**Set task:** Retype each line of the material exactly, please, skipping any picture in it.
Supplied records start
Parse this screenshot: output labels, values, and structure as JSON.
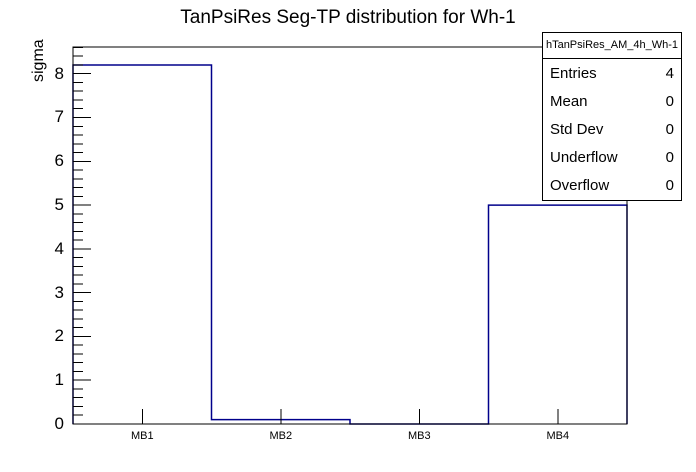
{
  "chart_data": {
    "type": "bar",
    "style": "root-histogram-outline",
    "title": "TanPsiRes Seg-TP distribution for Wh-1",
    "categories": [
      "MB1",
      "MB2",
      "MB3",
      "MB4"
    ],
    "values": [
      8.2,
      0.1,
      0,
      5.0
    ],
    "xlabel": "",
    "ylabel": "sigma",
    "ylim": [
      0,
      8.61
    ],
    "yticks": [
      "0",
      "1",
      "2",
      "3",
      "4",
      "5",
      "6",
      "7",
      "8"
    ],
    "minor_tick_step": 0.2,
    "grid": false,
    "legend": false,
    "line_color": "#00008b",
    "axis_color": "#000000",
    "background_color": "#ffffff"
  },
  "stats_box": {
    "header": "hTanPsiRes_AM_4h_Wh-1",
    "rows": [
      {
        "label": "Entries",
        "value": "4"
      },
      {
        "label": "Mean",
        "value": "0"
      },
      {
        "label": "Std Dev",
        "value": "0"
      },
      {
        "label": "Underflow",
        "value": "0"
      },
      {
        "label": "Overflow",
        "value": "0"
      }
    ]
  }
}
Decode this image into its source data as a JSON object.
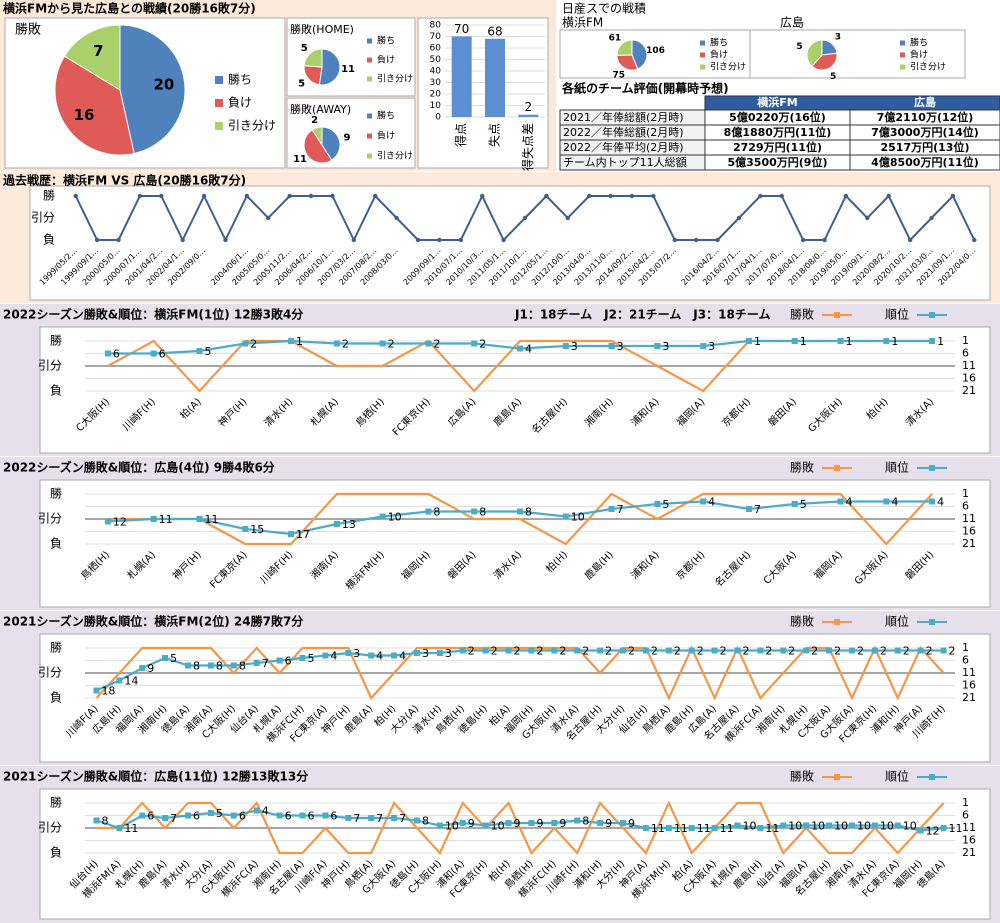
Supplied records end
**Task result:**
Parse this screenshot: output labels, values, and structure as JSON.
{
  "chart_data": {
    "type": "bar",
    "style": "root-histogram-outline",
    "title": "TanPsiRes Seg-TP distribution for Wh-1",
    "categories": [
      "MB1",
      "MB2",
      "MB3",
      "MB4"
    ],
    "values": [
      8.2,
      0.1,
      0,
      5.0
    ],
    "xlabel": "",
    "ylabel": "sigma",
    "ylim": [
      0,
      8.61
    ],
    "yticks": [
      "0",
      "1",
      "2",
      "3",
      "4",
      "5",
      "6",
      "7",
      "8"
    ],
    "minor_tick_step": 0.2,
    "grid": false,
    "legend": false,
    "line_color": "#00008b",
    "axis_color": "#000000",
    "background_color": "#ffffff"
  },
  "stats_box": {
    "header": "hTanPsiRes_AM_4h_Wh-1",
    "rows": [
      {
        "label": "Entries",
        "value": "4"
      },
      {
        "label": "Mean",
        "value": "0"
      },
      {
        "label": "Std Dev",
        "value": "0"
      },
      {
        "label": "Underflow",
        "value": "0"
      },
      {
        "label": "Overflow",
        "value": "0"
      }
    ]
  }
}
Decode this image into its source data as a JSON object.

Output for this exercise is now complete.